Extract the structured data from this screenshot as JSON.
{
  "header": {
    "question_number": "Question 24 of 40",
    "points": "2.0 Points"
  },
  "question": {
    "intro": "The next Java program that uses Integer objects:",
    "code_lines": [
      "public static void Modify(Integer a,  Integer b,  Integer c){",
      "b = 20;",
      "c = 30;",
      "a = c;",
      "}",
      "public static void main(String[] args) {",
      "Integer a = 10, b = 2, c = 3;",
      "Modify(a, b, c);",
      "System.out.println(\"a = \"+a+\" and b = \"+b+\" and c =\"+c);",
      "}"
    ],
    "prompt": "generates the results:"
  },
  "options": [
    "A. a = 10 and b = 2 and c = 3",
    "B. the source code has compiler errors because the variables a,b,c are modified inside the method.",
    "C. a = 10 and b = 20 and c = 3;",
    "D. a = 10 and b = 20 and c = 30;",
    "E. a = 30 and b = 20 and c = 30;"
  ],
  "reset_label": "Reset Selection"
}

- [Directive] Select the lines from the entries that include the word "public".

- [Result of this exercise]
      "public static void Modify(Integer a,  Integer b,  Integer c){",
      "public static void main(String[] args) {",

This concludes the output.